> **Task objective**: Repeat every entry word for word, skipping the pictures.

#####

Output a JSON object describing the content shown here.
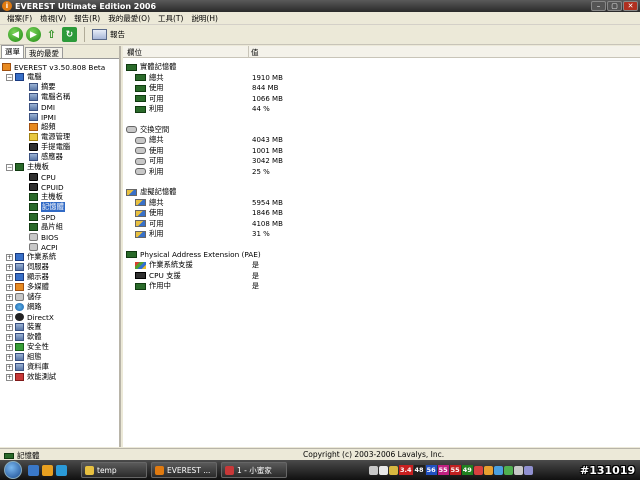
{
  "window": {
    "title": "EVEREST Ultimate Edition 2006",
    "title_icon": "i",
    "controls": {
      "minimize": "–",
      "maximize": "▢",
      "close": "✕"
    }
  },
  "menu": [
    "檔案(F)",
    "檢視(V)",
    "報告(R)",
    "我的最愛(O)",
    "工具(T)",
    "說明(H)"
  ],
  "toolbar": {
    "report_label": "報告"
  },
  "left_tabs": [
    "選單",
    "我的最愛"
  ],
  "tree": [
    {
      "label": "EVEREST v3.50.808 Beta",
      "icon": "ic-orange",
      "level": 0,
      "exp": ""
    },
    {
      "label": "電腦",
      "icon": "ic-blue",
      "level": 1,
      "exp": "−"
    },
    {
      "label": "摘要",
      "icon": "ic-box",
      "level": 2,
      "exp": ""
    },
    {
      "label": "電腦名稱",
      "icon": "ic-box",
      "level": 2,
      "exp": ""
    },
    {
      "label": "DMI",
      "icon": "ic-box",
      "level": 2,
      "exp": ""
    },
    {
      "label": "IPMI",
      "icon": "ic-box",
      "level": 2,
      "exp": ""
    },
    {
      "label": "超頻",
      "icon": "ic-orange",
      "level": 2,
      "exp": ""
    },
    {
      "label": "電源管理",
      "icon": "ic-yellow",
      "level": 2,
      "exp": ""
    },
    {
      "label": "手提電腦",
      "icon": "ic-cpu",
      "level": 2,
      "exp": ""
    },
    {
      "label": "感應器",
      "icon": "ic-box",
      "level": 2,
      "exp": ""
    },
    {
      "label": "主機板",
      "icon": "ic-chip",
      "level": 1,
      "exp": "−"
    },
    {
      "label": "CPU",
      "icon": "ic-cpu",
      "level": 2,
      "exp": ""
    },
    {
      "label": "CPUID",
      "icon": "ic-cpu",
      "level": 2,
      "exp": ""
    },
    {
      "label": "主機板",
      "icon": "ic-chip",
      "level": 2,
      "exp": ""
    },
    {
      "label": "記憶體",
      "icon": "ic-chip",
      "level": 2,
      "exp": "",
      "selected": true
    },
    {
      "label": "SPD",
      "icon": "ic-chip",
      "level": 2,
      "exp": ""
    },
    {
      "label": "晶片組",
      "icon": "ic-chip",
      "level": 2,
      "exp": ""
    },
    {
      "label": "BIOS",
      "icon": "ic-disk",
      "level": 2,
      "exp": ""
    },
    {
      "label": "ACPI",
      "icon": "ic-disk",
      "level": 2,
      "exp": ""
    },
    {
      "label": "作業系統",
      "icon": "ic-blue",
      "level": 1,
      "exp": "+"
    },
    {
      "label": "伺服器",
      "icon": "ic-box",
      "level": 1,
      "exp": "+"
    },
    {
      "label": "顯示器",
      "icon": "ic-blue",
      "level": 1,
      "exp": "+"
    },
    {
      "label": "多媒體",
      "icon": "ic-orange",
      "level": 1,
      "exp": "+"
    },
    {
      "label": "儲存",
      "icon": "ic-disk",
      "level": 1,
      "exp": "+"
    },
    {
      "label": "網路",
      "icon": "ic-globe",
      "level": 1,
      "exp": "+"
    },
    {
      "label": "DirectX",
      "icon": "ic-x",
      "level": 1,
      "exp": "+"
    },
    {
      "label": "裝置",
      "icon": "ic-box",
      "level": 1,
      "exp": "+"
    },
    {
      "label": "軟體",
      "icon": "ic-box",
      "level": 1,
      "exp": "+"
    },
    {
      "label": "安全性",
      "icon": "ic-green",
      "level": 1,
      "exp": "+"
    },
    {
      "label": "組態",
      "icon": "ic-box",
      "level": 1,
      "exp": "+"
    },
    {
      "label": "資料庫",
      "icon": "ic-box",
      "level": 1,
      "exp": "+"
    },
    {
      "label": "效能測試",
      "icon": "ic-red",
      "level": 1,
      "exp": "+"
    }
  ],
  "columns": {
    "field": "欄位",
    "value": "值"
  },
  "sections": [
    {
      "title": "實體記憶體",
      "icon": "mem",
      "rows": [
        {
          "label": "總共",
          "value": "1910 MB",
          "icon": "mem"
        },
        {
          "label": "使用",
          "value": "844 MB",
          "icon": "mem"
        },
        {
          "label": "可用",
          "value": "1066 MB",
          "icon": "mem"
        },
        {
          "label": "利用",
          "value": "44 %",
          "icon": "mem"
        }
      ]
    },
    {
      "title": "交換空間",
      "icon": "swap",
      "rows": [
        {
          "label": "總共",
          "value": "4043 MB",
          "icon": "swap"
        },
        {
          "label": "使用",
          "value": "1001 MB",
          "icon": "swap"
        },
        {
          "label": "可用",
          "value": "3042 MB",
          "icon": "swap"
        },
        {
          "label": "利用",
          "value": "25 %",
          "icon": "swap"
        }
      ]
    },
    {
      "title": "虛擬記憶體",
      "icon": "virt",
      "rows": [
        {
          "label": "總共",
          "value": "5954 MB",
          "icon": "virt"
        },
        {
          "label": "使用",
          "value": "1846 MB",
          "icon": "virt"
        },
        {
          "label": "可用",
          "value": "4108 MB",
          "icon": "virt"
        },
        {
          "label": "利用",
          "value": "31 %",
          "icon": "virt"
        }
      ]
    },
    {
      "title": "Physical Address Extension (PAE)",
      "icon": "pae",
      "rows": [
        {
          "label": "作業系統支援",
          "value": "是",
          "icon": "os"
        },
        {
          "label": "CPU 支援",
          "value": "是",
          "icon": "cpu"
        },
        {
          "label": "作用中",
          "value": "是",
          "icon": "pae"
        }
      ]
    }
  ],
  "status": {
    "left": "記憶體",
    "center": "Copyright (c) 2003-2006 Lavalys, Inc."
  },
  "taskbar": {
    "tasks": [
      {
        "label": "temp",
        "color": "#e8c040"
      },
      {
        "label": "EVEREST ...",
        "color": "#e07a10"
      },
      {
        "label": "1 - 小蜜家",
        "color": "#c83838"
      }
    ],
    "tray_badges": [
      {
        "text": "3.4",
        "bg": "#c82020"
      },
      {
        "text": "48",
        "bg": "#202020"
      },
      {
        "text": "56",
        "bg": "#2050c0"
      },
      {
        "text": "55",
        "bg": "#c02080"
      },
      {
        "text": "55",
        "bg": "#c02020"
      },
      {
        "text": "49",
        "bg": "#208020"
      }
    ]
  },
  "watermark": "#131019"
}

#####

> **Solution to this problem**:
Output a JSON object describing the content shown here.
{
  "window": {
    "title": "EVEREST Ultimate Edition 2006",
    "title_icon": "i",
    "controls": {
      "minimize": "–",
      "maximize": "▢",
      "close": "✕"
    }
  },
  "menu": [
    "檔案(F)",
    "檢視(V)",
    "報告(R)",
    "我的最愛(O)",
    "工具(T)",
    "說明(H)"
  ],
  "toolbar": {
    "report_label": "報告"
  },
  "left_tabs": [
    "選單",
    "我的最愛"
  ],
  "tree": [
    {
      "label": "EVEREST v3.50.808 Beta",
      "icon": "ic-orange",
      "level": 0,
      "exp": ""
    },
    {
      "label": "電腦",
      "icon": "ic-blue",
      "level": 1,
      "exp": "−"
    },
    {
      "label": "摘要",
      "icon": "ic-box",
      "level": 2,
      "exp": ""
    },
    {
      "label": "電腦名稱",
      "icon": "ic-box",
      "level": 2,
      "exp": ""
    },
    {
      "label": "DMI",
      "icon": "ic-box",
      "level": 2,
      "exp": ""
    },
    {
      "label": "IPMI",
      "icon": "ic-box",
      "level": 2,
      "exp": ""
    },
    {
      "label": "超頻",
      "icon": "ic-orange",
      "level": 2,
      "exp": ""
    },
    {
      "label": "電源管理",
      "icon": "ic-yellow",
      "level": 2,
      "exp": ""
    },
    {
      "label": "手提電腦",
      "icon": "ic-cpu",
      "level": 2,
      "exp": ""
    },
    {
      "label": "感應器",
      "icon": "ic-box",
      "level": 2,
      "exp": ""
    },
    {
      "label": "主機板",
      "icon": "ic-chip",
      "level": 1,
      "exp": "−"
    },
    {
      "label": "CPU",
      "icon": "ic-cpu",
      "level": 2,
      "exp": ""
    },
    {
      "label": "CPUID",
      "icon": "ic-cpu",
      "level": 2,
      "exp": ""
    },
    {
      "label": "主機板",
      "icon": "ic-chip",
      "level": 2,
      "exp": ""
    },
    {
      "label": "記憶體",
      "icon": "ic-chip",
      "level": 2,
      "exp": "",
      "selected": true
    },
    {
      "label": "SPD",
      "icon": "ic-chip",
      "level": 2,
      "exp": ""
    },
    {
      "label": "晶片組",
      "icon": "ic-chip",
      "level": 2,
      "exp": ""
    },
    {
      "label": "BIOS",
      "icon": "ic-disk",
      "level": 2,
      "exp": ""
    },
    {
      "label": "ACPI",
      "icon": "ic-disk",
      "level": 2,
      "exp": ""
    },
    {
      "label": "作業系統",
      "icon": "ic-blue",
      "level": 1,
      "exp": "+"
    },
    {
      "label": "伺服器",
      "icon": "ic-box",
      "level": 1,
      "exp": "+"
    },
    {
      "label": "顯示器",
      "icon": "ic-blue",
      "level": 1,
      "exp": "+"
    },
    {
      "label": "多媒體",
      "icon": "ic-orange",
      "level": 1,
      "exp": "+"
    },
    {
      "label": "儲存",
      "icon": "ic-disk",
      "level": 1,
      "exp": "+"
    },
    {
      "label": "網路",
      "icon": "ic-globe",
      "level": 1,
      "exp": "+"
    },
    {
      "label": "DirectX",
      "icon": "ic-x",
      "level": 1,
      "exp": "+"
    },
    {
      "label": "裝置",
      "icon": "ic-box",
      "level": 1,
      "exp": "+"
    },
    {
      "label": "軟體",
      "icon": "ic-box",
      "level": 1,
      "exp": "+"
    },
    {
      "label": "安全性",
      "icon": "ic-green",
      "level": 1,
      "exp": "+"
    },
    {
      "label": "組態",
      "icon": "ic-box",
      "level": 1,
      "exp": "+"
    },
    {
      "label": "資料庫",
      "icon": "ic-box",
      "level": 1,
      "exp": "+"
    },
    {
      "label": "效能測試",
      "icon": "ic-red",
      "level": 1,
      "exp": "+"
    }
  ],
  "columns": {
    "field": "欄位",
    "value": "值"
  },
  "sections": [
    {
      "title": "實體記憶體",
      "icon": "mem",
      "rows": [
        {
          "label": "總共",
          "value": "1910 MB",
          "icon": "mem"
        },
        {
          "label": "使用",
          "value": "844 MB",
          "icon": "mem"
        },
        {
          "label": "可用",
          "value": "1066 MB",
          "icon": "mem"
        },
        {
          "label": "利用",
          "value": "44 %",
          "icon": "mem"
        }
      ]
    },
    {
      "title": "交換空間",
      "icon": "swap",
      "rows": [
        {
          "label": "總共",
          "value": "4043 MB",
          "icon": "swap"
        },
        {
          "label": "使用",
          "value": "1001 MB",
          "icon": "swap"
        },
        {
          "label": "可用",
          "value": "3042 MB",
          "icon": "swap"
        },
        {
          "label": "利用",
          "value": "25 %",
          "icon": "swap"
        }
      ]
    },
    {
      "title": "虛擬記憶體",
      "icon": "virt",
      "rows": [
        {
          "label": "總共",
          "value": "5954 MB",
          "icon": "virt"
        },
        {
          "label": "使用",
          "value": "1846 MB",
          "icon": "virt"
        },
        {
          "label": "可用",
          "value": "4108 MB",
          "icon": "virt"
        },
        {
          "label": "利用",
          "value": "31 %",
          "icon": "virt"
        }
      ]
    },
    {
      "title": "Physical Address Extension (PAE)",
      "icon": "pae",
      "rows": [
        {
          "label": "作業系統支援",
          "value": "是",
          "icon": "os"
        },
        {
          "label": "CPU 支援",
          "value": "是",
          "icon": "cpu"
        },
        {
          "label": "作用中",
          "value": "是",
          "icon": "pae"
        }
      ]
    }
  ],
  "status": {
    "left": "記憶體",
    "center": "Copyright (c) 2003-2006 Lavalys, Inc."
  },
  "taskbar": {
    "tasks": [
      {
        "label": "temp",
        "color": "#e8c040"
      },
      {
        "label": "EVEREST ...",
        "color": "#e07a10"
      },
      {
        "label": "1 - 小蜜家",
        "color": "#c83838"
      }
    ],
    "tray_badges": [
      {
        "text": "3.4",
        "bg": "#c82020"
      },
      {
        "text": "48",
        "bg": "#202020"
      },
      {
        "text": "56",
        "bg": "#2050c0"
      },
      {
        "text": "55",
        "bg": "#c02080"
      },
      {
        "text": "55",
        "bg": "#c02020"
      },
      {
        "text": "49",
        "bg": "#208020"
      }
    ]
  },
  "watermark": "#131019"
}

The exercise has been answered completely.